Copy out all of the data exactly as it appears.

▶ [RAW DATA]
§ §

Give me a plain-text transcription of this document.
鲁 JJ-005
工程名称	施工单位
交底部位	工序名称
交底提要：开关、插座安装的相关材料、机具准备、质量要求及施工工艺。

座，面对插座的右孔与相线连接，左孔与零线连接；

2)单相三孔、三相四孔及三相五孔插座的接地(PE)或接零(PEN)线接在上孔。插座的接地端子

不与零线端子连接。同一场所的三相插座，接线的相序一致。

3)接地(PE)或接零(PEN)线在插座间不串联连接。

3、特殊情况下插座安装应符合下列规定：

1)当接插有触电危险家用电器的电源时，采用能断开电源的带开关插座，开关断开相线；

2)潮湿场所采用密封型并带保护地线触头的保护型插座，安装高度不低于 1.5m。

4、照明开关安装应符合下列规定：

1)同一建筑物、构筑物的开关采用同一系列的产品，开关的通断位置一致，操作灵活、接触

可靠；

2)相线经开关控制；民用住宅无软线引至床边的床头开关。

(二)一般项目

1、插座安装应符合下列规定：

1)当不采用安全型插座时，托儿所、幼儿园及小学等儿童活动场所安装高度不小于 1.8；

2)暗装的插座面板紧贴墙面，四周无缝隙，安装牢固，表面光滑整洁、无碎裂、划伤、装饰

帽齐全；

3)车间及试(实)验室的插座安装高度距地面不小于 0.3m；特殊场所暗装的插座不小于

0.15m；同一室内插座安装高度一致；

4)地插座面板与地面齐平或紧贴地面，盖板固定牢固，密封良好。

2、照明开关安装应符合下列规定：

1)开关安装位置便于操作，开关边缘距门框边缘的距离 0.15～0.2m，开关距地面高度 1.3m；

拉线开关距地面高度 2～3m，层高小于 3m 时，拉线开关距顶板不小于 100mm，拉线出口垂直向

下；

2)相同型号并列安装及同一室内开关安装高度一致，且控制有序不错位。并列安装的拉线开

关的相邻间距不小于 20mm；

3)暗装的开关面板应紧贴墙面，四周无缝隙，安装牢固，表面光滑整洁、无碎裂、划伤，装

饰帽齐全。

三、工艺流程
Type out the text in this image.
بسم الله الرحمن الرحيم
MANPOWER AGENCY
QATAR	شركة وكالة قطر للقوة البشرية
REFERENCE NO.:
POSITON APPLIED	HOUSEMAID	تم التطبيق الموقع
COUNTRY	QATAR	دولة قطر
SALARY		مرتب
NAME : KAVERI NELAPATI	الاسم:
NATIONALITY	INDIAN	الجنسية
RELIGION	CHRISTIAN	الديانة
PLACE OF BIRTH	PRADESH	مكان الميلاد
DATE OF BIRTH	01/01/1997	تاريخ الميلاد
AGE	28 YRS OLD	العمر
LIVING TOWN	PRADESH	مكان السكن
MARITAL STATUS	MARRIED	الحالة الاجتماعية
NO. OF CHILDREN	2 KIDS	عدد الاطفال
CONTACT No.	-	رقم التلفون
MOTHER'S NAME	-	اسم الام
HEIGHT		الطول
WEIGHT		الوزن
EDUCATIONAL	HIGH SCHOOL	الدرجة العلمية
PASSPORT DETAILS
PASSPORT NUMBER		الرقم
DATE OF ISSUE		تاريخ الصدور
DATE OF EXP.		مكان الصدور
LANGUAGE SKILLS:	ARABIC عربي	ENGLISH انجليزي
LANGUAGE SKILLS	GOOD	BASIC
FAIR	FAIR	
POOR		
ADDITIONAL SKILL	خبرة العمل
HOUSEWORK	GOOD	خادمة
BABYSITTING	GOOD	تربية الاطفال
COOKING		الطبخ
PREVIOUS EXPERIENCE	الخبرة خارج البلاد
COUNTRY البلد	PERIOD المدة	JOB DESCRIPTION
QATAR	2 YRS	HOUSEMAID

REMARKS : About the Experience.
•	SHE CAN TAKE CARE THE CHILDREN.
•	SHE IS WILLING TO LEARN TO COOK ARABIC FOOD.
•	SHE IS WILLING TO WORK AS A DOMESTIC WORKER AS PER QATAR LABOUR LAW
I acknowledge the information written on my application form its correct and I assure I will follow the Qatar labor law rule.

§ §

▶ [FINAL RESULT]
Give me a plain-text transcription of this document.
鲁 JJ-005
工程名称	施工单位
交底部位	工序名称
交底提要：开关、插座安装的相关材料、机具准备、质量要求及施工工艺。

座，面对插座的右孔与相线连接，左孔与零线连接；

2)单相三孔、三相四孔及三相五孔插座的接地(PE)或接零(PEN)线接在上孔。插座的接地端子

不与零线端子连接。同一场所的三相插座，接线的相序一致。

3)接地(PE)或接零(PEN)线在插座间不串联连接。

3、特殊情况下插座安装应符合下列规定：

1)当接插有触电危险家用电器的电源时，采用能断开电源的带开关插座，开关断开相线；

2)潮湿场所采用密封型并带保护地线触头的保护型插座，安装高度不低于 1.5m。

4、照明开关安装应符合下列规定：

1)同一建筑物、构筑物的开关采用同一系列的产品，开关的通断位置一致，操作灵活、接触

可靠；

2)相线经开关控制；民用住宅无软线引至床边的床头开关。

(二)一般项目

1、插座安装应符合下列规定：

1)当不采用安全型插座时，托儿所、幼儿园及小学等儿童活动场所安装高度不小于 1.8；

2)暗装的插座面板紧贴墙面，四周无缝隙，安装牢固，表面光滑整洁、无碎裂、划伤、装饰

帽齐全；

3)车间及试(实)验室的插座安装高度距地面不小于 0.3m；特殊场所暗装的插座不小于

0.15m；同一室内插座安装高度一致；

4)地插座面板与地面齐平或紧贴地面，盖板固定牢固，密封良好。

2、照明开关安装应符合下列规定：

1)开关安装位置便于操作，开关边缘距门框边缘的距离 0.15～0.2m，开关距地面高度 1.3m；

拉线开关距地面高度 2～3m，层高小于 3m 时，拉线开关距顶板不小于 100mm，拉线出口垂直向

下；

2)相同型号并列安装及同一室内开关安装高度一致，且控制有序不错位。并列安装的拉线开

关的相邻间距不小于 20mm；

3)暗装的开关面板应紧贴墙面，四周无缝隙，安装牢固，表面光滑整洁、无碎裂、划伤，装

饰帽齐全。

三、工艺流程
Type out the text in this image.
بسم الله الرحمن الرحيم
MANPOWER AGENCY
QATAR	شركة وكالة قطر للقوة البشرية
REFERENCE NO.:
POSITON APPLIED	HOUSEMAID	تم التطبيق الموقع
COUNTRY	QATAR	دولة قطر
SALARY		مرتب
NAME : KAVERI NELAPATI	الاسم:
NATIONALITY	INDIAN	الجنسية
RELIGION	CHRISTIAN	الديانة
PLACE OF BIRTH	PRADESH	مكان الميلاد
DATE OF BIRTH	01/01/1997	تاريخ الميلاد
AGE	28 YRS OLD	العمر
LIVING TOWN	PRADESH	مكان السكن
MARITAL STATUS	MARRIED	الحالة الاجتماعية
NO. OF CHILDREN	2 KIDS	عدد الاطفال
CONTACT No.	-	رقم التلفون
MOTHER'S NAME	-	اسم الام
HEIGHT		الطول
WEIGHT		الوزن
EDUCATIONAL	HIGH SCHOOL	الدرجة العلمية
PASSPORT DETAILS
PASSPORT NUMBER		الرقم
DATE OF ISSUE		تاريخ الصدور
DATE OF EXP.		مكان الصدور
LANGUAGE SKILLS:	ARABIC عربي	ENGLISH انجليزي
LANGUAGE SKILLS	GOOD	BASIC
FAIR	FAIR	
POOR		
ADDITIONAL SKILL	خبرة العمل
HOUSEWORK	GOOD	خادمة
BABYSITTING	GOOD	تربية الاطفال
COOKING		الطبخ
PREVIOUS EXPERIENCE	الخبرة خارج البلاد
COUNTRY البلد	PERIOD المدة	JOB DESCRIPTION
QATAR	2 YRS	HOUSEMAID

REMARKS : About the Experience.
•	SHE CAN TAKE CARE THE CHILDREN.
•	SHE IS WILLING TO LEARN TO COOK ARABIC FOOD.
•	SHE IS WILLING TO WORK AS A DOMESTIC WORKER AS PER QATAR LABOUR LAW
I acknowledge the information written on my application form its correct and I assure I will follow the Qatar labor law rule.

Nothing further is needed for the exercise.